[Given problem] Extract each line containing the string "Search".

[Dataset records]
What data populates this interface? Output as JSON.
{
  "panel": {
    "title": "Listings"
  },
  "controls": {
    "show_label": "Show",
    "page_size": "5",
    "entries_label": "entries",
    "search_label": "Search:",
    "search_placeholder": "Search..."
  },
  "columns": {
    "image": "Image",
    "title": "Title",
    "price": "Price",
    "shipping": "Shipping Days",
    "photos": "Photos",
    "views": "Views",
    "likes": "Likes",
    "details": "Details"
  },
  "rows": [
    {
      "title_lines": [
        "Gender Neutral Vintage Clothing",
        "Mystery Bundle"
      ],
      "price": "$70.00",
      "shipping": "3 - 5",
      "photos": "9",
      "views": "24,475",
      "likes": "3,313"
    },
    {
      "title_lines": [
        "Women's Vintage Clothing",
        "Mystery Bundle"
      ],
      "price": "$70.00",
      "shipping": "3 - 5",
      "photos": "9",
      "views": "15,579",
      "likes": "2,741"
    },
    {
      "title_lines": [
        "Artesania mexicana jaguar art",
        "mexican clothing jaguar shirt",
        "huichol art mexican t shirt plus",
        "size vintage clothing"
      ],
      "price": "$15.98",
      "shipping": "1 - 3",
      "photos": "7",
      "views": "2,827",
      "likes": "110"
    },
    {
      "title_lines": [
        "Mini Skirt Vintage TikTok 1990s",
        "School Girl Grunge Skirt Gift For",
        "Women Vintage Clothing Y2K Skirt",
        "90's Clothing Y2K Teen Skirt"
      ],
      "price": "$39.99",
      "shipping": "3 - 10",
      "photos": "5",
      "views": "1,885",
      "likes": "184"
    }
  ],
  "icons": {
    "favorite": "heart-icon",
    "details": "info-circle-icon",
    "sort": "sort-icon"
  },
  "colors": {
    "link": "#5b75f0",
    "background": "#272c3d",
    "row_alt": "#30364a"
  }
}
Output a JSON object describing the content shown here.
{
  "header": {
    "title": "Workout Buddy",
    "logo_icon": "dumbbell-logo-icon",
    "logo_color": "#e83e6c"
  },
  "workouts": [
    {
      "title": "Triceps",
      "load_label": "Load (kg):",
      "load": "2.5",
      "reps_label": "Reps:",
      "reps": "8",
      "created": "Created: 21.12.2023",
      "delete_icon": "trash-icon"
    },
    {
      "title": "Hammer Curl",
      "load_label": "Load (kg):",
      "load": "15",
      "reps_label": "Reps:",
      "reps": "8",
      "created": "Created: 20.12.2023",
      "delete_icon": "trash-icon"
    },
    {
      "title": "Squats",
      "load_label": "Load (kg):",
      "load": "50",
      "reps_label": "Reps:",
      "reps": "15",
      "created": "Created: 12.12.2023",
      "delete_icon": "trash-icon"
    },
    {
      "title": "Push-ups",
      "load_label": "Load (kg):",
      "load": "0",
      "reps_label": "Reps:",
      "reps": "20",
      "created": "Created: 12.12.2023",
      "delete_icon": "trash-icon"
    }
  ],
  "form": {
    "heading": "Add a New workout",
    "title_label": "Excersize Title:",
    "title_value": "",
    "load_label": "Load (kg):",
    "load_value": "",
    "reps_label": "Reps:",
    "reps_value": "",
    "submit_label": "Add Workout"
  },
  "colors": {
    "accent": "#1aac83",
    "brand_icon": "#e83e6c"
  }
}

[Solution to this task]
    "search_label": "Search:",
    "search_placeholder": "Search..."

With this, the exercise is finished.